:: PROBLEM REQUIREMENTS ::
Collect every line below that contains the word "icon".

start DATA FOR THE TASK

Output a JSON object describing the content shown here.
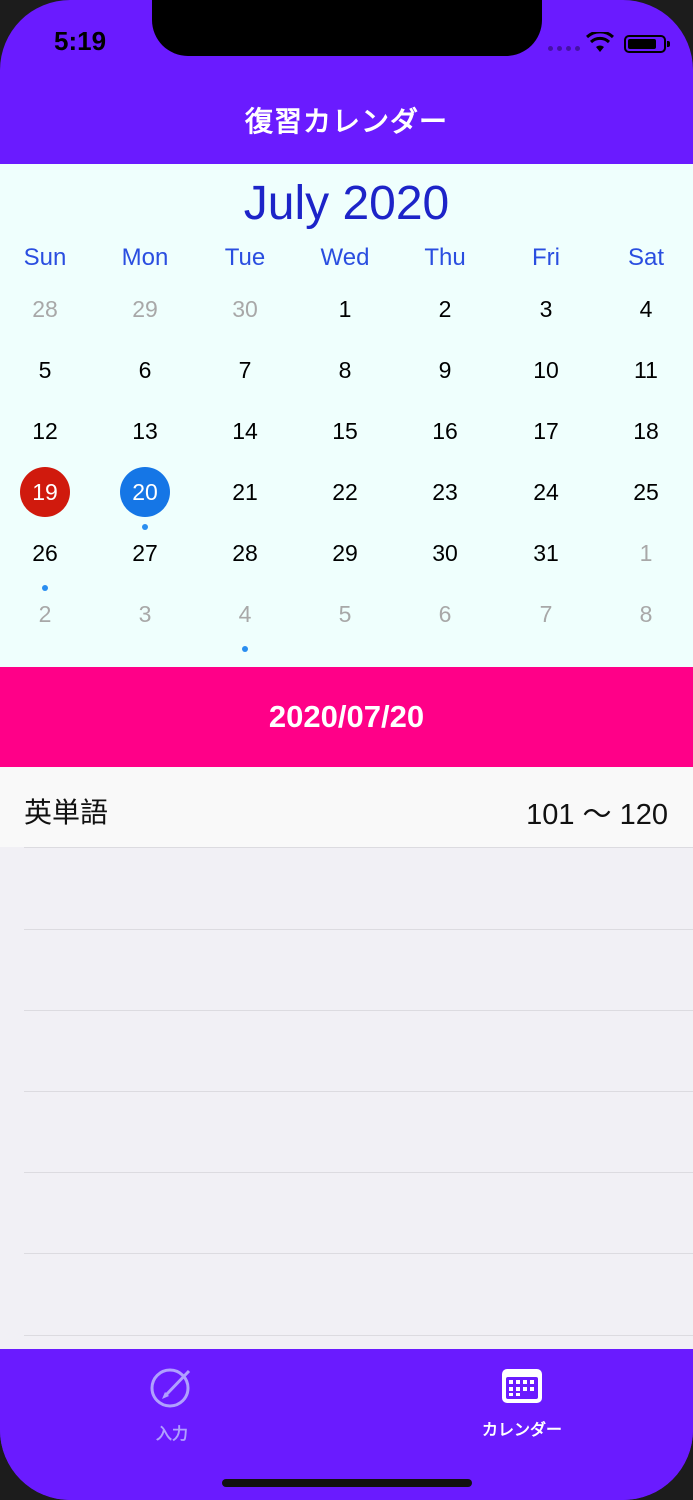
{
  "status_bar": {
    "time": "5:19"
  },
  "nav": {
    "title": "復習カレンダー"
  },
  "calendar": {
    "month_title": "July 2020",
    "weekdays": [
      "Sun",
      "Mon",
      "Tue",
      "Wed",
      "Thu",
      "Fri",
      "Sat"
    ],
    "weeks": [
      [
        "28",
        "29",
        "30",
        "1",
        "2",
        "3",
        "4"
      ],
      [
        "5",
        "6",
        "7",
        "8",
        "9",
        "10",
        "11"
      ],
      [
        "12",
        "13",
        "14",
        "15",
        "16",
        "17",
        "18"
      ],
      [
        "19",
        "20",
        "21",
        "22",
        "23",
        "24",
        "25"
      ],
      [
        "26",
        "27",
        "28",
        "29",
        "30",
        "31",
        "1"
      ],
      [
        "2",
        "3",
        "4",
        "5",
        "6",
        "7",
        "8"
      ]
    ],
    "today": "19",
    "selected": "20",
    "event_days": [
      "20",
      "26",
      "4 (Aug)"
    ],
    "colors": {
      "today": "#d01a0d",
      "selected": "#1576e6",
      "weekday_header": "#2a4ee0",
      "month_title": "#1d24c8",
      "event_dot": "#2a8ef0"
    }
  },
  "date_header": {
    "text": "2020/07/20",
    "color": "#ff0088"
  },
  "list": {
    "items": [
      {
        "title": "英単語",
        "range": "101 ～ 120"
      }
    ]
  },
  "tabbar": {
    "tabs": [
      {
        "label": "入力",
        "icon": "pencil-circle-icon",
        "active": false
      },
      {
        "label": "カレンダー",
        "icon": "calendar-icon",
        "active": true
      }
    ]
  },
  "theme": {
    "primary": "#6a1bff"
  }
}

end DATA FOR THE TASK

:: RESPONSE ::
        "icon": "pencil-circle-icon",
        "icon": "calendar-icon",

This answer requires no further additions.